*What to produce:* Can you find the lines of the listing that include "ylabel" and copy every one?

=== Entries ===

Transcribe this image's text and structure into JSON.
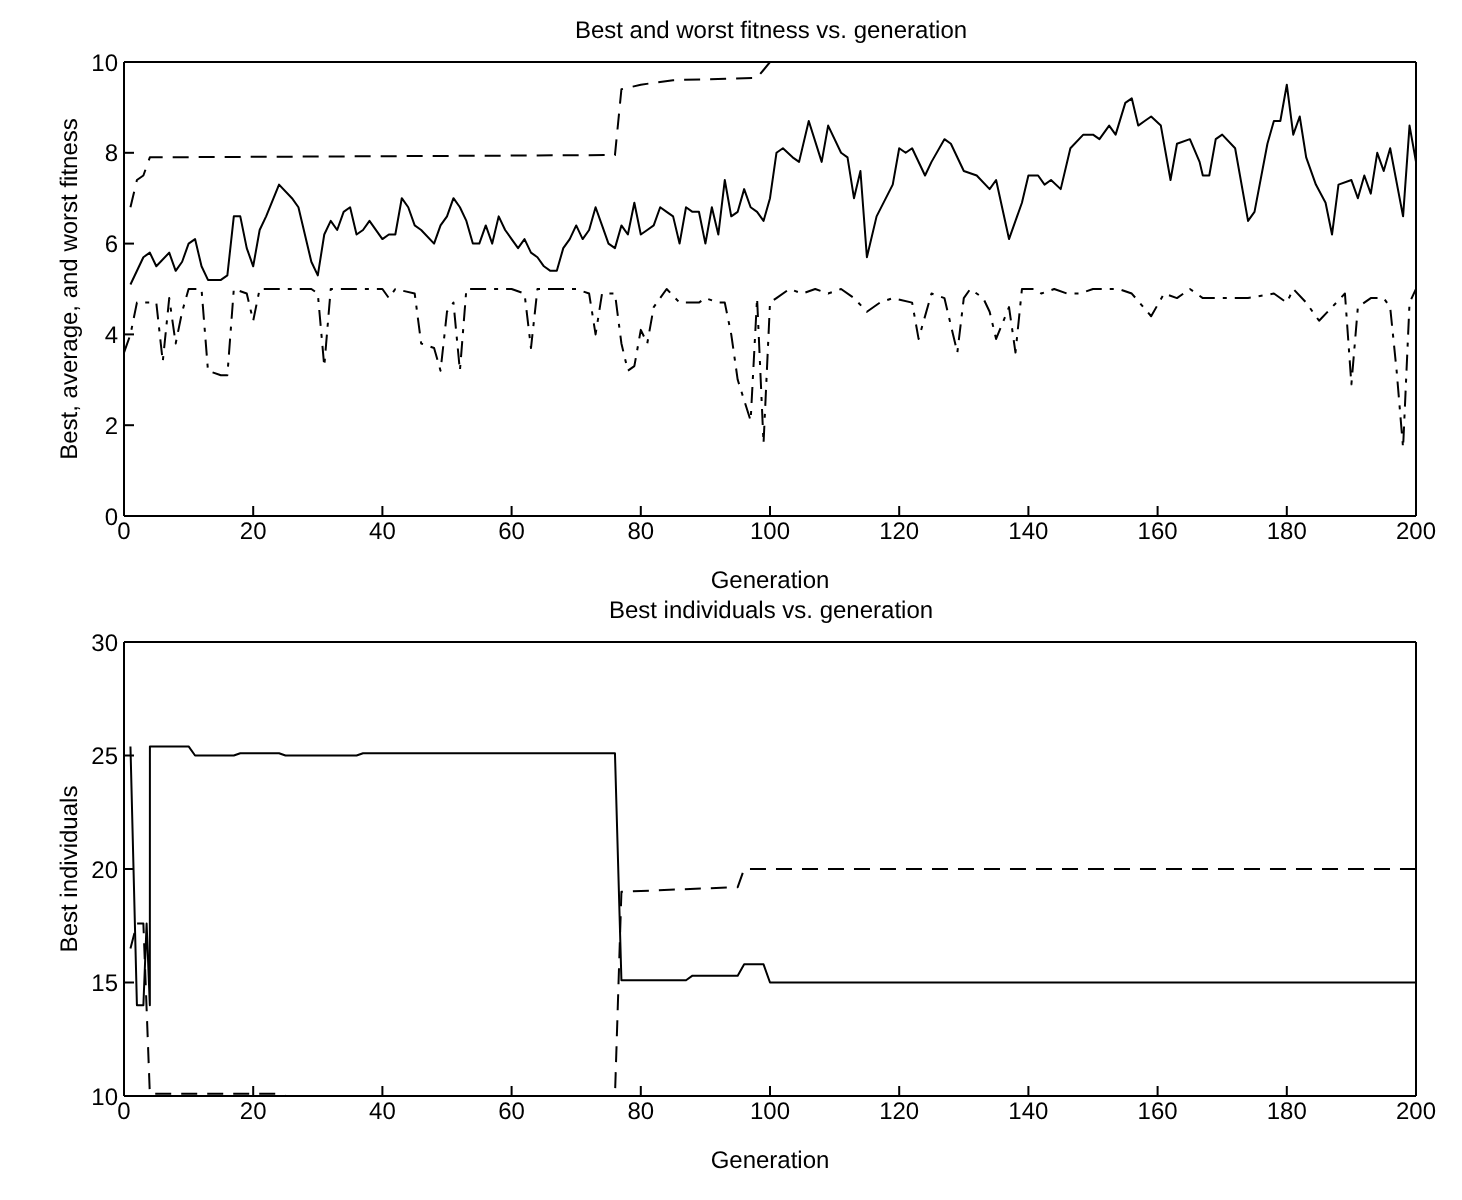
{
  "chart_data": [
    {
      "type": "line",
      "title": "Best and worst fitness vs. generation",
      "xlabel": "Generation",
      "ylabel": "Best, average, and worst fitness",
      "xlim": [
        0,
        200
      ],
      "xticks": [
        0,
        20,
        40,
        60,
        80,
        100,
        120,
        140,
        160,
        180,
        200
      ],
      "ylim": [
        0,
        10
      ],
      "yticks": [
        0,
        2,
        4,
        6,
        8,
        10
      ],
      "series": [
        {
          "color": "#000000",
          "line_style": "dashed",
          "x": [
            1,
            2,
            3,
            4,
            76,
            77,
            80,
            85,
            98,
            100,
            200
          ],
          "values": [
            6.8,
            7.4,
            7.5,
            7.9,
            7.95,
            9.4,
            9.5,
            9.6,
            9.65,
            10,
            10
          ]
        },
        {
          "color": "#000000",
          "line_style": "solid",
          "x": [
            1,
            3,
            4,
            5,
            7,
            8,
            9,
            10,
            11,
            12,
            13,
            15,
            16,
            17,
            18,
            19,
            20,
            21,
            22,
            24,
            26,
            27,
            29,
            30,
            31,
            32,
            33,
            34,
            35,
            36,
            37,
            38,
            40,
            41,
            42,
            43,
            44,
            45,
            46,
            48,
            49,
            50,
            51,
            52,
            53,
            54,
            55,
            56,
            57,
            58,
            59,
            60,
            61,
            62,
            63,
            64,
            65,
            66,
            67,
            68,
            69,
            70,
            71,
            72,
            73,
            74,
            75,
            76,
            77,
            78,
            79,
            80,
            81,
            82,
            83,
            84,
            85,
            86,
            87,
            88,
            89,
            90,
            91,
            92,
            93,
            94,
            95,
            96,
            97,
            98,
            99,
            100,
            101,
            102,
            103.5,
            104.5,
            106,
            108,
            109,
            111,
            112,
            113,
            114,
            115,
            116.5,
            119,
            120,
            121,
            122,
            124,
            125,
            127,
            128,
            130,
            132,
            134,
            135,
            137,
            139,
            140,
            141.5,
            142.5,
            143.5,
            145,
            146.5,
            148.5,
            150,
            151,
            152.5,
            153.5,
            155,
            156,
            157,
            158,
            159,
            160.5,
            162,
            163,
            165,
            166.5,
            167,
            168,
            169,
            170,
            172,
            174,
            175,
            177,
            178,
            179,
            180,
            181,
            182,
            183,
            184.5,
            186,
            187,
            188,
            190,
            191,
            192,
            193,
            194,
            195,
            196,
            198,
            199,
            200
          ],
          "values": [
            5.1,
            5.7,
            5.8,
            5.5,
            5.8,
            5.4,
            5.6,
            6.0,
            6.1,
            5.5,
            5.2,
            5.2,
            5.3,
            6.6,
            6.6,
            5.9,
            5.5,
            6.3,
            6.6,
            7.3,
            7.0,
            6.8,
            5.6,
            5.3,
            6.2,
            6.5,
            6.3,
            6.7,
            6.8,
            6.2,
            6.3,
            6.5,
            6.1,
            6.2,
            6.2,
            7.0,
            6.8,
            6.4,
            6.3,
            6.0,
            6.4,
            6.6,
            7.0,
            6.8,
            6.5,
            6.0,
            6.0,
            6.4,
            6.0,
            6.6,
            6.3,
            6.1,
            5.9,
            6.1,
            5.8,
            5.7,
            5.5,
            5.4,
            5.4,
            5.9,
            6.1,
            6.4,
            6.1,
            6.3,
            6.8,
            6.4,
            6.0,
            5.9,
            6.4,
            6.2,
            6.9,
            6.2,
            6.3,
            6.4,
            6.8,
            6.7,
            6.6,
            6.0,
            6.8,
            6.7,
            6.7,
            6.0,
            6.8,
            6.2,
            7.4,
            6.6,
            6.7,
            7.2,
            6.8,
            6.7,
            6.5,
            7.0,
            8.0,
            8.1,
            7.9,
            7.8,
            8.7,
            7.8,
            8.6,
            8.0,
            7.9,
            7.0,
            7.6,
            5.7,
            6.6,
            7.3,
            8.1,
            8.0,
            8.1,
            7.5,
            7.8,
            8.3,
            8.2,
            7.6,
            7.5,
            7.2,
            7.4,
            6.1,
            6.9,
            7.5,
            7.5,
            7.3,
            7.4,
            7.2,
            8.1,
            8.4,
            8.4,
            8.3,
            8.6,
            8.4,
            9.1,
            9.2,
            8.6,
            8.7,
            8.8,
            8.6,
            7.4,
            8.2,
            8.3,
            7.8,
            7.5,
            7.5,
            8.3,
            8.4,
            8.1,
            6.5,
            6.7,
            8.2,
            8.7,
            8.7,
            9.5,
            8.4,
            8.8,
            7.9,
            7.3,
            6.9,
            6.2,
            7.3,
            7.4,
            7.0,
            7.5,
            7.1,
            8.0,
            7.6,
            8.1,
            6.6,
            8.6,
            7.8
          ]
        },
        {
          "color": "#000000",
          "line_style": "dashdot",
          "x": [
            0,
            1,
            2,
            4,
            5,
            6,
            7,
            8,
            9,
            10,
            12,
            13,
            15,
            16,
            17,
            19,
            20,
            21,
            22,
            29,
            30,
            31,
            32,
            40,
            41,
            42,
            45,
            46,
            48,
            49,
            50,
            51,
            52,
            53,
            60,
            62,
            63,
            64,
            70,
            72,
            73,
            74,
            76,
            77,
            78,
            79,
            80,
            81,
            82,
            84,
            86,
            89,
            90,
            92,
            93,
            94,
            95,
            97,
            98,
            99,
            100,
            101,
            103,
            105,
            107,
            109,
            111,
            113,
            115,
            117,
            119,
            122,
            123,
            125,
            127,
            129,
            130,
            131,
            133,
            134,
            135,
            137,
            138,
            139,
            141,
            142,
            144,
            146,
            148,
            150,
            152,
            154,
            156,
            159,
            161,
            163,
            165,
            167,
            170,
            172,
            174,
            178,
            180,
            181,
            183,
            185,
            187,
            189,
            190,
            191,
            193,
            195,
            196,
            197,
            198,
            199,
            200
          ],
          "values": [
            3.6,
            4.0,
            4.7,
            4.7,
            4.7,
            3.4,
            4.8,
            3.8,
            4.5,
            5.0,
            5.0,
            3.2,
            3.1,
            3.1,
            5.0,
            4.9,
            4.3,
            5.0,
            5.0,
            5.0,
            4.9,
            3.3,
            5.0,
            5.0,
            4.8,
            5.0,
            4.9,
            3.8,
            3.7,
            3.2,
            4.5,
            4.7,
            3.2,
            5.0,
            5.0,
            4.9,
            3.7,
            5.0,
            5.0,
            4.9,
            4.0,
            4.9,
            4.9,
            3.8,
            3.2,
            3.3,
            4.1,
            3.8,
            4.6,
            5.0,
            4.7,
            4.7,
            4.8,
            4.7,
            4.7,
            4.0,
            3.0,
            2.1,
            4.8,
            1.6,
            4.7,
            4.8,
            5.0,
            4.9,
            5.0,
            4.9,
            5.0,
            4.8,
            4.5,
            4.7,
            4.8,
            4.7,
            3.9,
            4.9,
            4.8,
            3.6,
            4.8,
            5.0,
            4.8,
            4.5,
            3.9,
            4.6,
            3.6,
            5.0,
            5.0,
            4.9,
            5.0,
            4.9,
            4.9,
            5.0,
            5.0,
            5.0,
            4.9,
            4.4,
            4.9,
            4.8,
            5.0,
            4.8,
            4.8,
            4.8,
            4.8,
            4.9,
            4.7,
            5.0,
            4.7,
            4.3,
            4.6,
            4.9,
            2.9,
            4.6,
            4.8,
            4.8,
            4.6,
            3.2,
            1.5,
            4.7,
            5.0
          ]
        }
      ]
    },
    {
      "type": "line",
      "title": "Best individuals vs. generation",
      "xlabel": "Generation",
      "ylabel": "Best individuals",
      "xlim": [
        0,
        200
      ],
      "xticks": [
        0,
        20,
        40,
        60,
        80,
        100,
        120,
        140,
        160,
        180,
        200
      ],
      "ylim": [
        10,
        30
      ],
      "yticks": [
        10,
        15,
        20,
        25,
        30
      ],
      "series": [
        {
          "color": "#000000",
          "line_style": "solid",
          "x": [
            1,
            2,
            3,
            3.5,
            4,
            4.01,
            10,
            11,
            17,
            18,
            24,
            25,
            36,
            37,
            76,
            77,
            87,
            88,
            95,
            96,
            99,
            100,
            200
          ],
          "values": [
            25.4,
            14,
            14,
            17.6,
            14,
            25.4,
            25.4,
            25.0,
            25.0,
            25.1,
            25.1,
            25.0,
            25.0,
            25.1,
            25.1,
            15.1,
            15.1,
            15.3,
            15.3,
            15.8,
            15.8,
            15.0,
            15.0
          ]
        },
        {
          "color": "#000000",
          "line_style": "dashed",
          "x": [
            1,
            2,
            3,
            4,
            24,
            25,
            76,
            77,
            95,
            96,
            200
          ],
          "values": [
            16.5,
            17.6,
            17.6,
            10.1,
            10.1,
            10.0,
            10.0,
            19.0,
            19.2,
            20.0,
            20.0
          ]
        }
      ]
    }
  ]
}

===

*Output of the task:*
      "ylabel": "Best, average, and worst fitness",
      "ylabel": "Best individuals",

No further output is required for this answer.